## WRITTEN REQUEST
In the records below, set down the part that opens with the line containing "heatmap-band (1761, 620, 1774, 686)" and closes with the line containing "flip-down-marker (1337, 735, 1358, 750)", both included, reproducing each line without change.

## GIVEN ENTRIES
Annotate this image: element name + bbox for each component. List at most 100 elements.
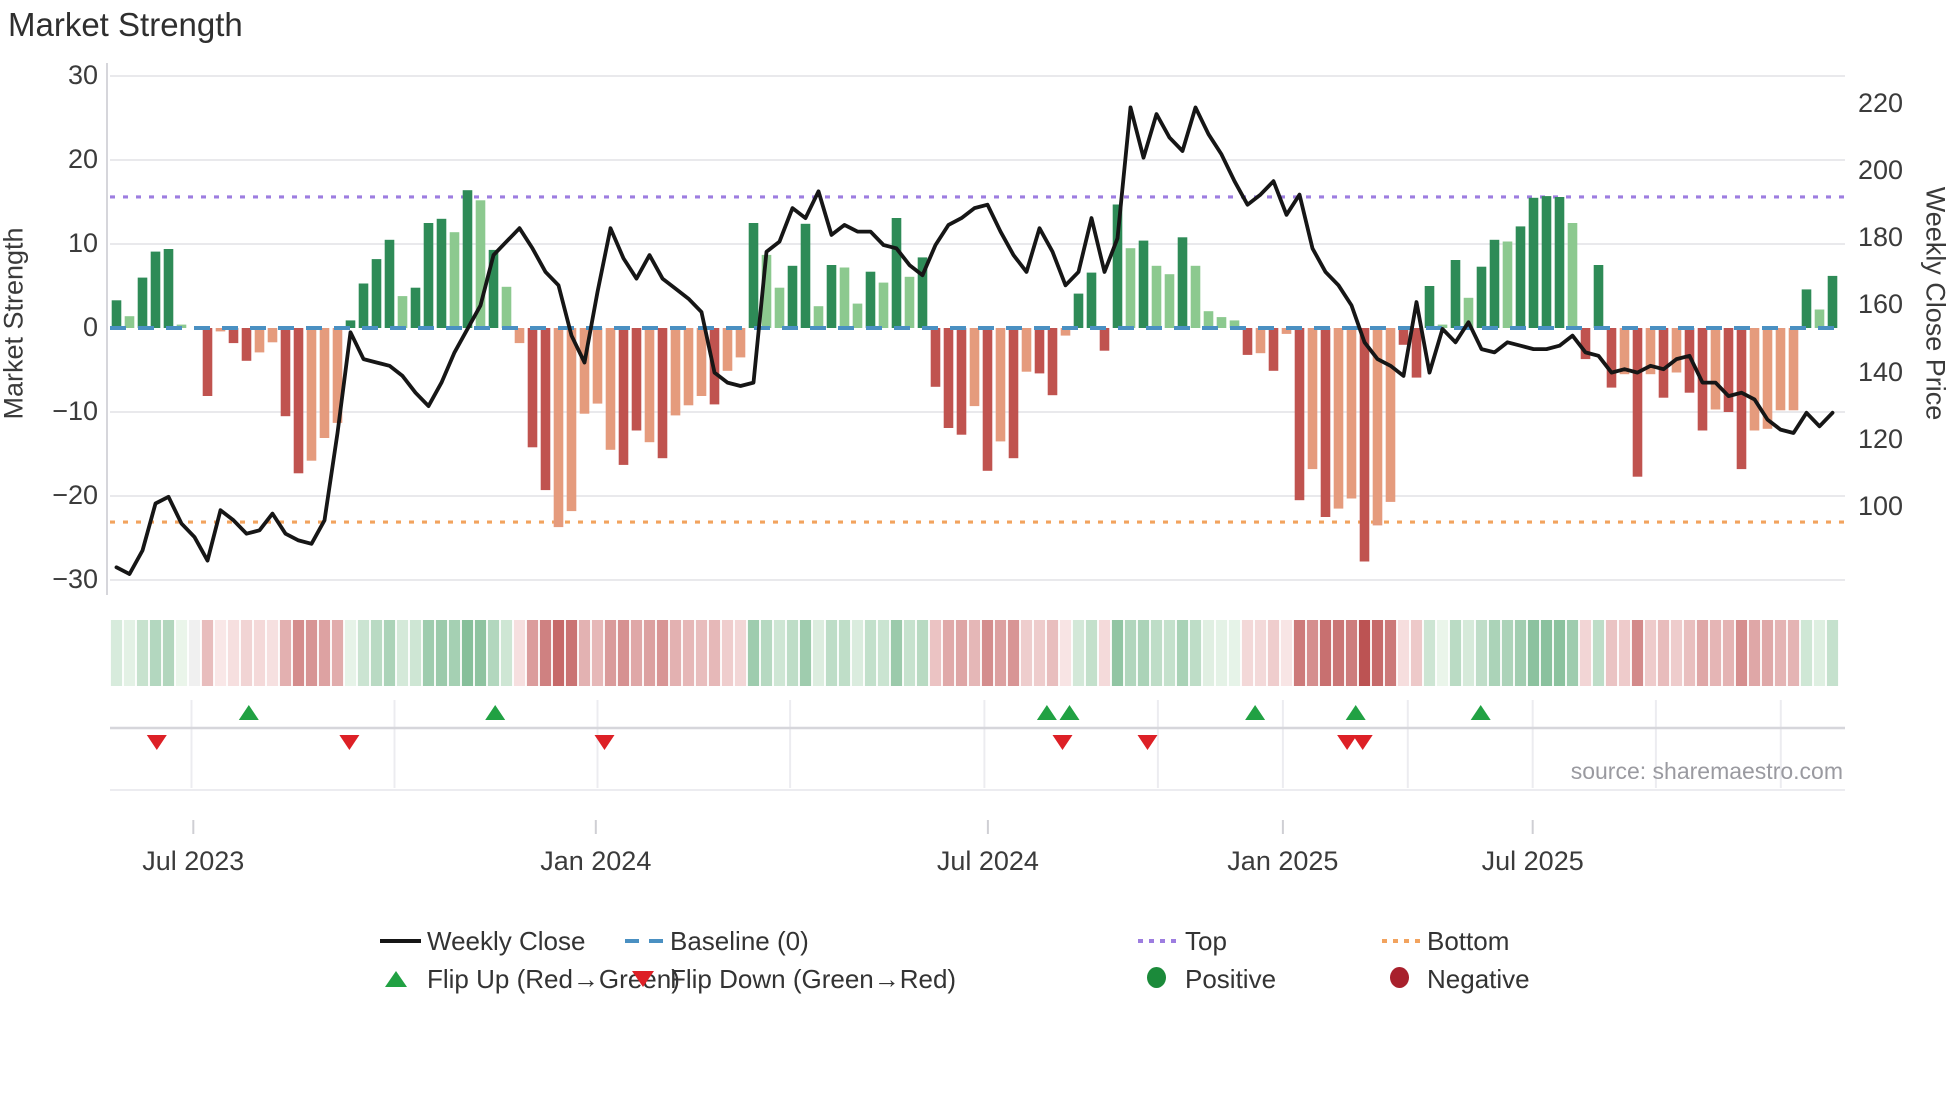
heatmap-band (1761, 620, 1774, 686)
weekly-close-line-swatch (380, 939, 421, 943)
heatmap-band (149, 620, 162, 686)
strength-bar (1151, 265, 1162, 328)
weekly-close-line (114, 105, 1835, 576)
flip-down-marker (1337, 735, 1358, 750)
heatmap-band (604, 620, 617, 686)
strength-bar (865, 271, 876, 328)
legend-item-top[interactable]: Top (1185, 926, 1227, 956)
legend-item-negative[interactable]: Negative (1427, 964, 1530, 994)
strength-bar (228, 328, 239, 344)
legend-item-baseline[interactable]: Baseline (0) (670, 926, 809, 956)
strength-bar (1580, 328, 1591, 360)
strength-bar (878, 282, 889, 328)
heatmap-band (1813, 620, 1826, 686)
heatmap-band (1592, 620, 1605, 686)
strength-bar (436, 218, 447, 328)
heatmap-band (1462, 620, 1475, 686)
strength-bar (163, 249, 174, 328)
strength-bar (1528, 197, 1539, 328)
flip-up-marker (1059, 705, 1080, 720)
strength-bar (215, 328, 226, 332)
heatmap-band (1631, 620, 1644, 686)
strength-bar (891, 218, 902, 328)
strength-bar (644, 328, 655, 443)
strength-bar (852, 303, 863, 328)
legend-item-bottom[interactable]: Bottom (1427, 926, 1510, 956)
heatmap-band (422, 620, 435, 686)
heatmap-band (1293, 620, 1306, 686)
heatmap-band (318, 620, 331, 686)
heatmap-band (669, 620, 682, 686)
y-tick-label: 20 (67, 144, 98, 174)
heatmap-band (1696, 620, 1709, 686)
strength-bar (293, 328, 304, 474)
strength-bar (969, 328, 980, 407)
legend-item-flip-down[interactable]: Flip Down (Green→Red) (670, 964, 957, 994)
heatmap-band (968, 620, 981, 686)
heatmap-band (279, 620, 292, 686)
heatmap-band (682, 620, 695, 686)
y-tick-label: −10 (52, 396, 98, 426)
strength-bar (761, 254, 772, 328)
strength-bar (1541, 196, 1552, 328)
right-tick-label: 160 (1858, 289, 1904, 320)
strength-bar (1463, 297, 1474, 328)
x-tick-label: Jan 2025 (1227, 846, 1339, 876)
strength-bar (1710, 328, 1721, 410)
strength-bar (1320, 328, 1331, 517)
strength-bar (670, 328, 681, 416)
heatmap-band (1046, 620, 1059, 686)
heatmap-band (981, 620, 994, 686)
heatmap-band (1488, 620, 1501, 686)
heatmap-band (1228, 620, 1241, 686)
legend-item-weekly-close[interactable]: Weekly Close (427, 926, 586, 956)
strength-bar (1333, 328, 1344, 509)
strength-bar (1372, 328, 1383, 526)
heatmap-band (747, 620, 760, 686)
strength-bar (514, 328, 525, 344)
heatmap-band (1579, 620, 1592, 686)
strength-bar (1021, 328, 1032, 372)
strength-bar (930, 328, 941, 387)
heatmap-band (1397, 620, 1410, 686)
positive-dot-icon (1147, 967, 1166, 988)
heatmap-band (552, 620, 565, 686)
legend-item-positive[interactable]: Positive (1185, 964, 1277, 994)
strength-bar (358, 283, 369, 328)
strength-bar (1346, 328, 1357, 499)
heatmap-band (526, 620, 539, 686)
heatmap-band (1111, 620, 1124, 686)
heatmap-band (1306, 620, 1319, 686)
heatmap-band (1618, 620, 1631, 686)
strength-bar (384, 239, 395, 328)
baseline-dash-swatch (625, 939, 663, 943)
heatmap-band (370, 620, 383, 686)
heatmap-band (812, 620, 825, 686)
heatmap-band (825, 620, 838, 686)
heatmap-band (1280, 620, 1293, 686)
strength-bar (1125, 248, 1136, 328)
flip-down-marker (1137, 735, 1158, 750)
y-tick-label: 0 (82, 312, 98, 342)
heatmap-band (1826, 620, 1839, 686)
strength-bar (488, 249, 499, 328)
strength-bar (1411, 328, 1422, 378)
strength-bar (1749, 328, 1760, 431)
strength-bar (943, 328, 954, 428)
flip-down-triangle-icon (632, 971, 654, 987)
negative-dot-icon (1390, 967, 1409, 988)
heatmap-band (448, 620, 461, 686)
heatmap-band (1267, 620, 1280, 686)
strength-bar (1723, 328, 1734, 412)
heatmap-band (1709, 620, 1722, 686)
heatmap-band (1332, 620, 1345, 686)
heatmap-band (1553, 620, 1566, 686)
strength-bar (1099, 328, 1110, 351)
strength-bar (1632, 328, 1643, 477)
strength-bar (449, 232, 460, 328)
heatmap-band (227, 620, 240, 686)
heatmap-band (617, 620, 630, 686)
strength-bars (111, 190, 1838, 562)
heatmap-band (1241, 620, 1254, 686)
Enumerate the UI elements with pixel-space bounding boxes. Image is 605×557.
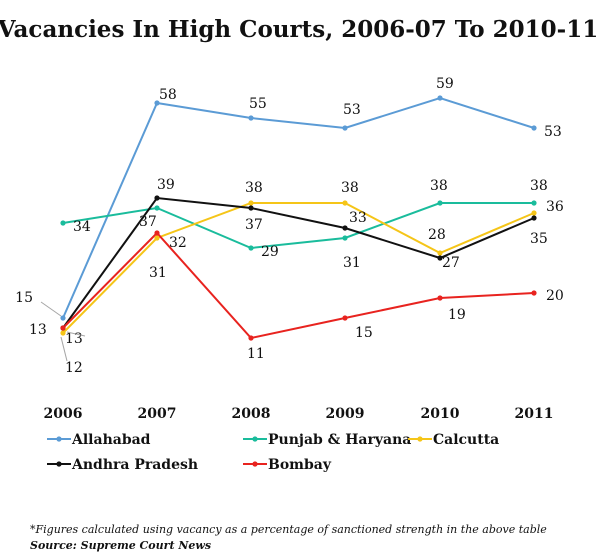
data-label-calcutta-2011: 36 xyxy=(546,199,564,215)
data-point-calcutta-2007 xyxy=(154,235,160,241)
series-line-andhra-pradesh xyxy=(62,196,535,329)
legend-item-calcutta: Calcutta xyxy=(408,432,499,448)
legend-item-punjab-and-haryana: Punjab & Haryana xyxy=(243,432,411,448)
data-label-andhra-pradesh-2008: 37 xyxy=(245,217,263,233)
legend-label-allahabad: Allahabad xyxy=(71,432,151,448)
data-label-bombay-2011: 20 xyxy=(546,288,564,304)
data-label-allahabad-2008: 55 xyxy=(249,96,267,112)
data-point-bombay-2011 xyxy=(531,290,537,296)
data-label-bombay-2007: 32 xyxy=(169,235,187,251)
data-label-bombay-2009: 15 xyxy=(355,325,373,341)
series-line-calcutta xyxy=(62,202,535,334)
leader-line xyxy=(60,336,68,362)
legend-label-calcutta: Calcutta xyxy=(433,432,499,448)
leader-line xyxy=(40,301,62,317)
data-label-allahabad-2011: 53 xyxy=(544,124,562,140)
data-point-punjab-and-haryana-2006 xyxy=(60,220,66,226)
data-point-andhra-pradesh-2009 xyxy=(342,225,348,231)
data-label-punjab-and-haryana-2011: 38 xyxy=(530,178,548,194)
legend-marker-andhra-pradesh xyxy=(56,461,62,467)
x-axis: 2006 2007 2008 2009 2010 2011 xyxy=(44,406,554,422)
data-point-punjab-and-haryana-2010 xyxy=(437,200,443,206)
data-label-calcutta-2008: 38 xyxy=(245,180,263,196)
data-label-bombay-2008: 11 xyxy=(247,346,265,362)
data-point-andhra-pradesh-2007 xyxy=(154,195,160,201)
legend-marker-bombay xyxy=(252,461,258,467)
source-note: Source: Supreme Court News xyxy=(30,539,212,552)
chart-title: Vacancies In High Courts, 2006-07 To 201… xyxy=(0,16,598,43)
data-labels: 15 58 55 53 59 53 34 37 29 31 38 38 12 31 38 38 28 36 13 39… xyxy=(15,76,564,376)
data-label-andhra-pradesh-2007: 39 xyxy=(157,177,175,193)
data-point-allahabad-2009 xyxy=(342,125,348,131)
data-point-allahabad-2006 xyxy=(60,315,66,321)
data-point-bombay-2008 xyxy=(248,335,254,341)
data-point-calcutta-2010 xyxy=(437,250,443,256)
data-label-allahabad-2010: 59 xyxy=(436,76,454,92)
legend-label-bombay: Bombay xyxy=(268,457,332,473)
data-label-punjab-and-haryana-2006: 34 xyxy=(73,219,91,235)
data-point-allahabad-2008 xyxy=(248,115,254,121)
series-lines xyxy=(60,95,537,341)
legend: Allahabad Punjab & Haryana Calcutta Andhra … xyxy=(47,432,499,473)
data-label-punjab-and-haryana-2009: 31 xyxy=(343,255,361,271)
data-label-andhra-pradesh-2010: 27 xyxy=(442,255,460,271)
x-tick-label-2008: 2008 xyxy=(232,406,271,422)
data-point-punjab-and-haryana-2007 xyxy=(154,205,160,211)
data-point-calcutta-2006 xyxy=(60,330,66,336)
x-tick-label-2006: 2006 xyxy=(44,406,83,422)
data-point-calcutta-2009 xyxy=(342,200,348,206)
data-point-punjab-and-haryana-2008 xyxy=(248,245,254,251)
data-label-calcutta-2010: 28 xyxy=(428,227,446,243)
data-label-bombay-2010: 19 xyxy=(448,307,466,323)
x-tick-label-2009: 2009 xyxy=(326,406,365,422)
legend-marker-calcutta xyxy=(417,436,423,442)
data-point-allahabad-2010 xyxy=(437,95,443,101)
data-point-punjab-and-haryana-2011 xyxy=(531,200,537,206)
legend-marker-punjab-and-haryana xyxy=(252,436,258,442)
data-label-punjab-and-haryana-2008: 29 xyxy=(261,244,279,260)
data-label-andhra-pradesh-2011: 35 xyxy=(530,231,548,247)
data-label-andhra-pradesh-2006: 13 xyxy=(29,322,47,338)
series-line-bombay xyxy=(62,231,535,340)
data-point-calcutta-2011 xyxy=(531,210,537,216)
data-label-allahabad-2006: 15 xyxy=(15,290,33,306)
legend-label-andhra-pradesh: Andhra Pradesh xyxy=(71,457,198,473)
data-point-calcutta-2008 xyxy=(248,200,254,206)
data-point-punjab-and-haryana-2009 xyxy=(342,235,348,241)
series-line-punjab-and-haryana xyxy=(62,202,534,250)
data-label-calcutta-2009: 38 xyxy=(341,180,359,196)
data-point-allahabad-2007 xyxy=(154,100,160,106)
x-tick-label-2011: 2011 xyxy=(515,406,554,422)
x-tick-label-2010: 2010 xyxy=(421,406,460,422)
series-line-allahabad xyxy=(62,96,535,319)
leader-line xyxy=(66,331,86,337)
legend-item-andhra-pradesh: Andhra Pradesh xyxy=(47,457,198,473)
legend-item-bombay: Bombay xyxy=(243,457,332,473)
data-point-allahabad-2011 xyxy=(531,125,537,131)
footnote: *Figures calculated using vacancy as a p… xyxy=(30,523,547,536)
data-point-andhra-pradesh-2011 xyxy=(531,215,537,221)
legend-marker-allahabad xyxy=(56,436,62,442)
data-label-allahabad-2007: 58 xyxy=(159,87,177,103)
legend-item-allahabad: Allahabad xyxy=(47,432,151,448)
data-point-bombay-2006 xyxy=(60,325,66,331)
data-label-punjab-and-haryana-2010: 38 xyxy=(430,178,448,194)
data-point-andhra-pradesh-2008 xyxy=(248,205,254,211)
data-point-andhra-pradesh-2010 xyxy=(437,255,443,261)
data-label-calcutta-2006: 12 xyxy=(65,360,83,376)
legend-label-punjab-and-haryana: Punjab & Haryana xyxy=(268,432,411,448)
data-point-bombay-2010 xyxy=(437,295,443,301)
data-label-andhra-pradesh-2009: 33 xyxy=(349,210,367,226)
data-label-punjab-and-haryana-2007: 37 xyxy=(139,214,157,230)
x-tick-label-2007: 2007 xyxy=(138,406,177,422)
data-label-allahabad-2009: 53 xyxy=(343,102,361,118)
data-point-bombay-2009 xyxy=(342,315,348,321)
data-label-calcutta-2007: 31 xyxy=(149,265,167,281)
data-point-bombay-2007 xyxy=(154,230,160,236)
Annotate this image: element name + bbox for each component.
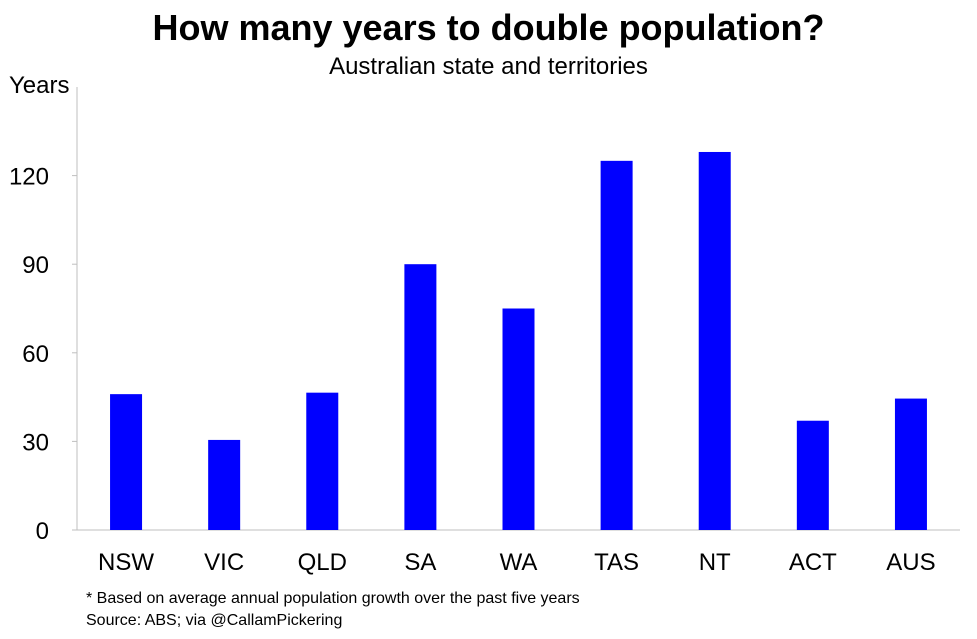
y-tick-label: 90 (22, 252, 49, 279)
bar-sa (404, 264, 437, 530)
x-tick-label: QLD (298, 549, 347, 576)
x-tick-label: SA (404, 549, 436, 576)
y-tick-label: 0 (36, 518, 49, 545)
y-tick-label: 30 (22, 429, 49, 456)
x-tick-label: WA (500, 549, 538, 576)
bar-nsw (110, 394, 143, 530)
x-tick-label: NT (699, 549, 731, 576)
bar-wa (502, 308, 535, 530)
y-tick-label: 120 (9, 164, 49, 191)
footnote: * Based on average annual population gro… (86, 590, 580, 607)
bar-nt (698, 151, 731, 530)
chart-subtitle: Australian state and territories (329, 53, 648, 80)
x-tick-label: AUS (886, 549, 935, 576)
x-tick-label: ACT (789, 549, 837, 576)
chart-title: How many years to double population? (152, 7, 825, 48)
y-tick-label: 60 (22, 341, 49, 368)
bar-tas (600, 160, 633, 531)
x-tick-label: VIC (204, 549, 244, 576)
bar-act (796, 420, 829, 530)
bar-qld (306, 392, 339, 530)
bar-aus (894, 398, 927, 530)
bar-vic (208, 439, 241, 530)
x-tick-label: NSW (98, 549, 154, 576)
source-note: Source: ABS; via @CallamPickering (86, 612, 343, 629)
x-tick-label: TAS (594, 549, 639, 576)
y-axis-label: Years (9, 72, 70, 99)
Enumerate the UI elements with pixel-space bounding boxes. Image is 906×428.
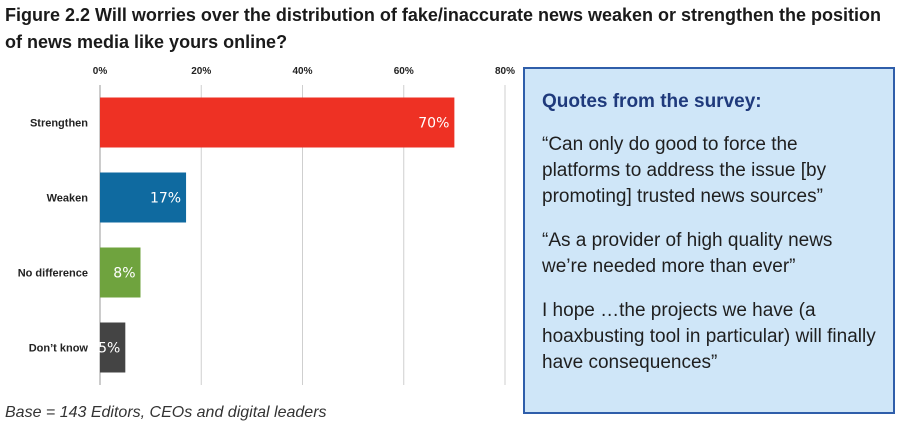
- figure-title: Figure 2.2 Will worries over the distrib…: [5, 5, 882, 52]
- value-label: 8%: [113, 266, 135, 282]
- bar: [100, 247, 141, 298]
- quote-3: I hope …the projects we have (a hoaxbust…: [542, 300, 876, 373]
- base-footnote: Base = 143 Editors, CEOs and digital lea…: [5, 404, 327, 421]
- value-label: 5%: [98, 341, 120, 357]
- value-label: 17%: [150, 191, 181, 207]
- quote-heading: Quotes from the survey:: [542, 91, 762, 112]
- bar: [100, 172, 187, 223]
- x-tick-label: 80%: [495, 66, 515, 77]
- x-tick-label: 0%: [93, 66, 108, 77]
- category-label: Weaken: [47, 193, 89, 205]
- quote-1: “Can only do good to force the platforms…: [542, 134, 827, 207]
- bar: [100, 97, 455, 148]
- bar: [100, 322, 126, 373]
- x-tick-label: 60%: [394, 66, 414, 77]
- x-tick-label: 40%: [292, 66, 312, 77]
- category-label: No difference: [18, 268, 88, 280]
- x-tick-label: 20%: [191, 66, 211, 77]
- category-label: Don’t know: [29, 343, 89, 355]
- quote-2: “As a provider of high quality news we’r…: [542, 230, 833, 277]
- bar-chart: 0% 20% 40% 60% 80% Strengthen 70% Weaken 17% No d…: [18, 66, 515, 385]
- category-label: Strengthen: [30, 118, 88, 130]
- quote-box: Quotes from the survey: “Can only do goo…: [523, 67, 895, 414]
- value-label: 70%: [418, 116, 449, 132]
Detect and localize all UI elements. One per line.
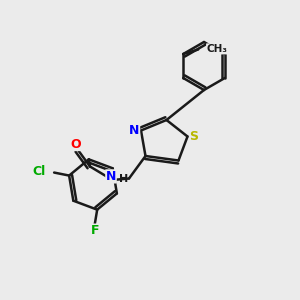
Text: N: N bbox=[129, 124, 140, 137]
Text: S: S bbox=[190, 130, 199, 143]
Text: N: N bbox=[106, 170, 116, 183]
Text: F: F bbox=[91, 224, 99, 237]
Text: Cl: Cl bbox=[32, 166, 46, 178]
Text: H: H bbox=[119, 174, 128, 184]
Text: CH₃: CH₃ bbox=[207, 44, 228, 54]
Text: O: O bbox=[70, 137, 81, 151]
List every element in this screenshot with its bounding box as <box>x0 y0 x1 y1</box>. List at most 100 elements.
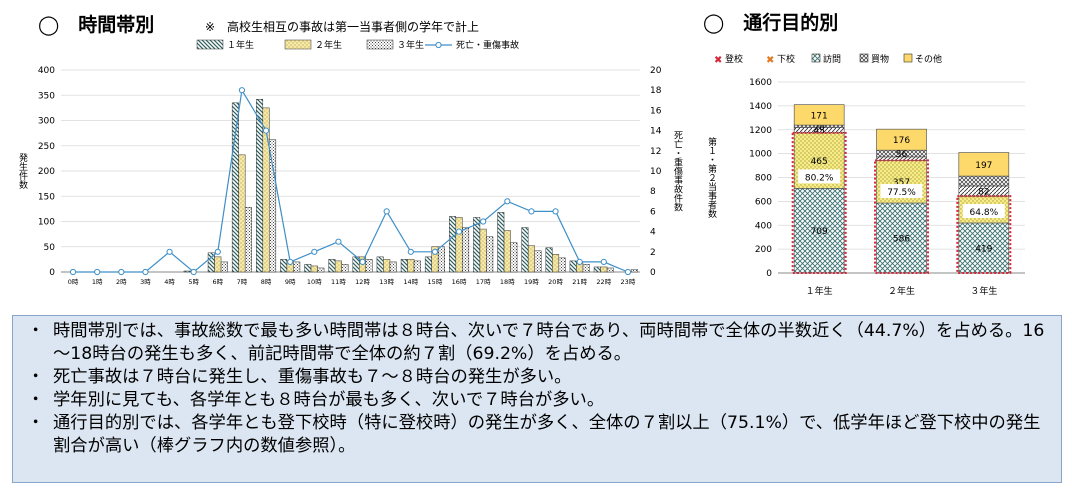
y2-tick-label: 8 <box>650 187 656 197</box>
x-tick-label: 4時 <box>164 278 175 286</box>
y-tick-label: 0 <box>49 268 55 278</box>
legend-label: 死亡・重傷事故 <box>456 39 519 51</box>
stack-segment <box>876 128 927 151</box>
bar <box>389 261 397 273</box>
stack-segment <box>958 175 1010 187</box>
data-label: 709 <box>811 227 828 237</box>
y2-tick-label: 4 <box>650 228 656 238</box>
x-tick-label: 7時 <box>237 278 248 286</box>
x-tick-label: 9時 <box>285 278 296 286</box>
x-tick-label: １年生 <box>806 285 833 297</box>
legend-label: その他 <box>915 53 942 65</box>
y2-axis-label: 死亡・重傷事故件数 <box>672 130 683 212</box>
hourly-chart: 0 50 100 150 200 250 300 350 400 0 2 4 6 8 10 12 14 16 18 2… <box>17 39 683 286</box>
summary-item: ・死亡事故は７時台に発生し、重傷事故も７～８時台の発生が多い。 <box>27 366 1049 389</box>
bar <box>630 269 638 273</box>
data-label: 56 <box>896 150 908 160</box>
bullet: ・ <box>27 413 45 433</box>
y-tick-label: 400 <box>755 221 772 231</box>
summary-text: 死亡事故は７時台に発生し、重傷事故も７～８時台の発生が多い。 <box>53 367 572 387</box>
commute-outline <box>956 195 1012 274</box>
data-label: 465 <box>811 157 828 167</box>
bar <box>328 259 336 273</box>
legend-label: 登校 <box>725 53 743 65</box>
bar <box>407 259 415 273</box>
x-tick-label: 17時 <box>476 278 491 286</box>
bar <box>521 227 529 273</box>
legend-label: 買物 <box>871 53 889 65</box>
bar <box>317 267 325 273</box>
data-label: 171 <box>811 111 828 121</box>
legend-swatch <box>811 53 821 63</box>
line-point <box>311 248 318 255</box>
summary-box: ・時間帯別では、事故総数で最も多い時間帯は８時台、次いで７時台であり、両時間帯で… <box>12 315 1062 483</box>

## OUTPUT OF THE EXERCISE
heatmap-band (1761, 620, 1774, 686)
weekly-close-line-swatch (380, 939, 421, 943)
heatmap-band (149, 620, 162, 686)
strength-bar (1151, 265, 1162, 328)
weekly-close-line (114, 105, 1835, 576)
flip-down-marker (1337, 735, 1358, 750)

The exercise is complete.